WRITTEN INSTRUCTION
Repeat the material verbatim and drop the pictures.
━━━━━ INPUT DATA
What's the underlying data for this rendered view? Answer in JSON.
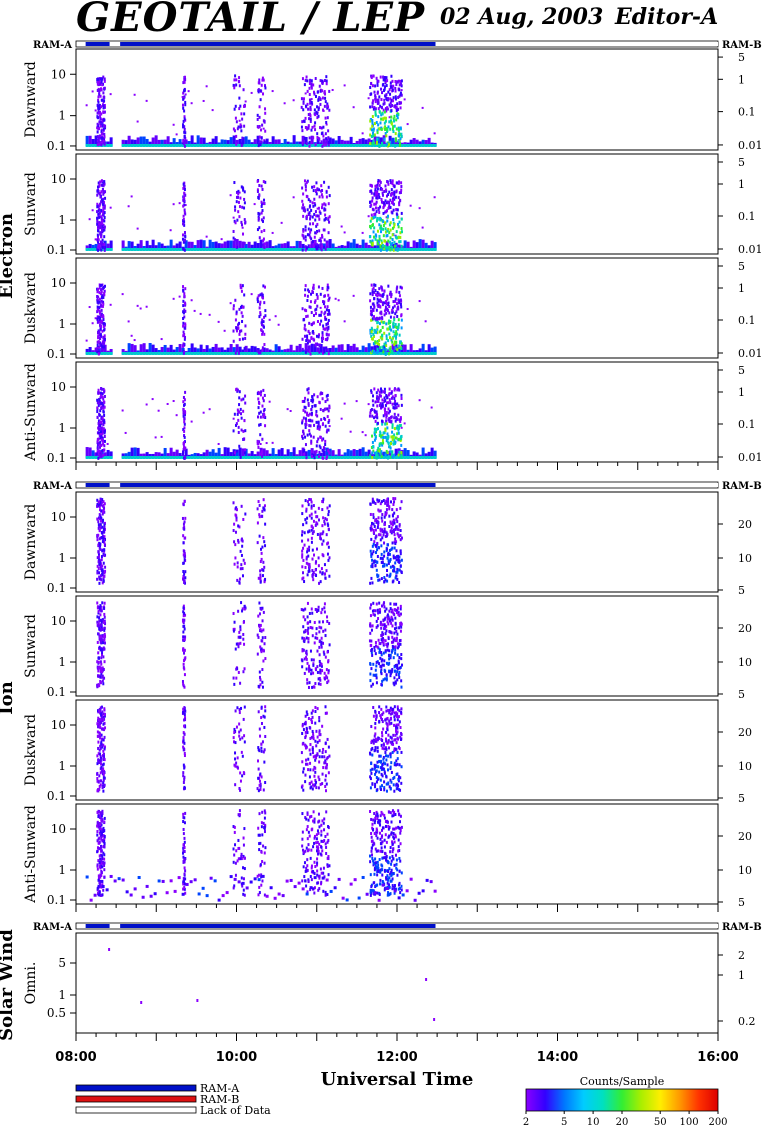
{
  "header": {
    "title": "GEOTAIL / LEP",
    "date": "02 Aug, 2003",
    "editor": "Editor-A"
  },
  "ram_labels": {
    "left": "RAM-A",
    "right": "RAM-B"
  },
  "colors": {
    "ram_a": "#0010c8",
    "ram_b": "#dd1111",
    "lack_of_data": "#ffffff"
  },
  "sections": {
    "electron": "Electron",
    "ion": "Ion",
    "solar_wind": "Solar Wind"
  },
  "legend": {
    "ram_a": "RAM-A",
    "ram_b": "RAM-B",
    "lack": "Lack of Data",
    "colorbar_title": "Counts/Sample",
    "colorbar_ticks": [
      "2",
      "5",
      "10",
      "20",
      "50",
      "100",
      "200"
    ]
  },
  "chart_data": {
    "type": "heatmap",
    "xlabel": "Universal Time",
    "x_ticks": [
      "08:00",
      "10:00",
      "12:00",
      "14:00",
      "16:00"
    ],
    "xlim_hours": [
      8,
      16
    ],
    "ram_status_segments": [
      {
        "start": 8.12,
        "end": 8.42,
        "state": "RAM-A"
      },
      {
        "start": 8.42,
        "end": 8.55,
        "state": "Lack of Data"
      },
      {
        "start": 8.55,
        "end": 12.48,
        "state": "RAM-A"
      },
      {
        "start": 12.48,
        "end": 16.0,
        "state": "Lack of Data"
      }
    ],
    "panels": [
      {
        "group": "electron",
        "label": "Dawnward",
        "left_ticks": [
          "10",
          "1",
          "0.1"
        ],
        "right_ticks": [
          "5",
          "1",
          "0.1",
          "0.01"
        ]
      },
      {
        "group": "electron",
        "label": "Sunward",
        "left_ticks": [
          "10",
          "1",
          "0.1"
        ],
        "right_ticks": [
          "5",
          "1",
          "0.1",
          "0.01"
        ]
      },
      {
        "group": "electron",
        "label": "Duskward",
        "left_ticks": [
          "10",
          "1",
          "0.1"
        ],
        "right_ticks": [
          "5",
          "1",
          "0.1",
          "0.01"
        ]
      },
      {
        "group": "electron",
        "label": "Anti-Sunward",
        "left_ticks": [
          "10",
          "1",
          "0.1"
        ],
        "right_ticks": [
          "5",
          "1",
          "0.1",
          "0.01"
        ]
      },
      {
        "group": "ion",
        "label": "Dawnward",
        "left_ticks": [
          "10",
          "1",
          "0.1"
        ],
        "right_ticks": [
          "20",
          "10",
          "5"
        ]
      },
      {
        "group": "ion",
        "label": "Sunward",
        "left_ticks": [
          "10",
          "1",
          "0.1"
        ],
        "right_ticks": [
          "20",
          "10",
          "5"
        ]
      },
      {
        "group": "ion",
        "label": "Duskward",
        "left_ticks": [
          "10",
          "1",
          "0.1"
        ],
        "right_ticks": [
          "20",
          "10",
          "5"
        ]
      },
      {
        "group": "ion",
        "label": "Anti-Sunward",
        "left_ticks": [
          "10",
          "1",
          "0.1"
        ],
        "right_ticks": [
          "20",
          "10",
          "5"
        ]
      },
      {
        "group": "solar_wind",
        "label": "Omni.",
        "left_ticks": [
          "5",
          "1",
          "0.5"
        ],
        "right_ticks": [
          "2",
          "1",
          "0.2"
        ]
      }
    ],
    "activity_intervals_hours": [
      [
        8.25,
        8.35,
        "burst"
      ],
      [
        9.32,
        9.35,
        "spike"
      ],
      [
        9.95,
        10.1,
        "patch"
      ],
      [
        10.25,
        10.35,
        "patch"
      ],
      [
        10.8,
        11.15,
        "burst"
      ],
      [
        11.65,
        12.05,
        "main"
      ]
    ],
    "colorbar": {
      "label": "Counts/Sample",
      "ticks": [
        2,
        5,
        10,
        20,
        50,
        100,
        200
      ],
      "scale": "log"
    }
  }
}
━━━━━━━━━━
RESPONSE
What's the underlying data for this rendered view? Answer in JSON.
{
  "header": {
    "title": "GEOTAIL / LEP",
    "date": "02 Aug, 2003",
    "editor": "Editor-A"
  },
  "ram_labels": {
    "left": "RAM-A",
    "right": "RAM-B"
  },
  "colors": {
    "ram_a": "#0010c8",
    "ram_b": "#dd1111",
    "lack_of_data": "#ffffff"
  },
  "sections": {
    "electron": "Electron",
    "ion": "Ion",
    "solar_wind": "Solar Wind"
  },
  "legend": {
    "ram_a": "RAM-A",
    "ram_b": "RAM-B",
    "lack": "Lack of Data",
    "colorbar_title": "Counts/Sample",
    "colorbar_ticks": [
      "2",
      "5",
      "10",
      "20",
      "50",
      "100",
      "200"
    ]
  },
  "chart_data": {
    "type": "heatmap",
    "xlabel": "Universal Time",
    "x_ticks": [
      "08:00",
      "10:00",
      "12:00",
      "14:00",
      "16:00"
    ],
    "xlim_hours": [
      8,
      16
    ],
    "ram_status_segments": [
      {
        "start": 8.12,
        "end": 8.42,
        "state": "RAM-A"
      },
      {
        "start": 8.42,
        "end": 8.55,
        "state": "Lack of Data"
      },
      {
        "start": 8.55,
        "end": 12.48,
        "state": "RAM-A"
      },
      {
        "start": 12.48,
        "end": 16.0,
        "state": "Lack of Data"
      }
    ],
    "panels": [
      {
        "group": "electron",
        "label": "Dawnward",
        "left_ticks": [
          "10",
          "1",
          "0.1"
        ],
        "right_ticks": [
          "5",
          "1",
          "0.1",
          "0.01"
        ]
      },
      {
        "group": "electron",
        "label": "Sunward",
        "left_ticks": [
          "10",
          "1",
          "0.1"
        ],
        "right_ticks": [
          "5",
          "1",
          "0.1",
          "0.01"
        ]
      },
      {
        "group": "electron",
        "label": "Duskward",
        "left_ticks": [
          "10",
          "1",
          "0.1"
        ],
        "right_ticks": [
          "5",
          "1",
          "0.1",
          "0.01"
        ]
      },
      {
        "group": "electron",
        "label": "Anti-Sunward",
        "left_ticks": [
          "10",
          "1",
          "0.1"
        ],
        "right_ticks": [
          "5",
          "1",
          "0.1",
          "0.01"
        ]
      },
      {
        "group": "ion",
        "label": "Dawnward",
        "left_ticks": [
          "10",
          "1",
          "0.1"
        ],
        "right_ticks": [
          "20",
          "10",
          "5"
        ]
      },
      {
        "group": "ion",
        "label": "Sunward",
        "left_ticks": [
          "10",
          "1",
          "0.1"
        ],
        "right_ticks": [
          "20",
          "10",
          "5"
        ]
      },
      {
        "group": "ion",
        "label": "Duskward",
        "left_ticks": [
          "10",
          "1",
          "0.1"
        ],
        "right_ticks": [
          "20",
          "10",
          "5"
        ]
      },
      {
        "group": "ion",
        "label": "Anti-Sunward",
        "left_ticks": [
          "10",
          "1",
          "0.1"
        ],
        "right_ticks": [
          "20",
          "10",
          "5"
        ]
      },
      {
        "group": "solar_wind",
        "label": "Omni.",
        "left_ticks": [
          "5",
          "1",
          "0.5"
        ],
        "right_ticks": [
          "2",
          "1",
          "0.2"
        ]
      }
    ],
    "activity_intervals_hours": [
      [
        8.25,
        8.35,
        "burst"
      ],
      [
        9.32,
        9.35,
        "spike"
      ],
      [
        9.95,
        10.1,
        "patch"
      ],
      [
        10.25,
        10.35,
        "patch"
      ],
      [
        10.8,
        11.15,
        "burst"
      ],
      [
        11.65,
        12.05,
        "main"
      ]
    ],
    "colorbar": {
      "label": "Counts/Sample",
      "ticks": [
        2,
        5,
        10,
        20,
        50,
        100,
        200
      ],
      "scale": "log"
    }
  }
}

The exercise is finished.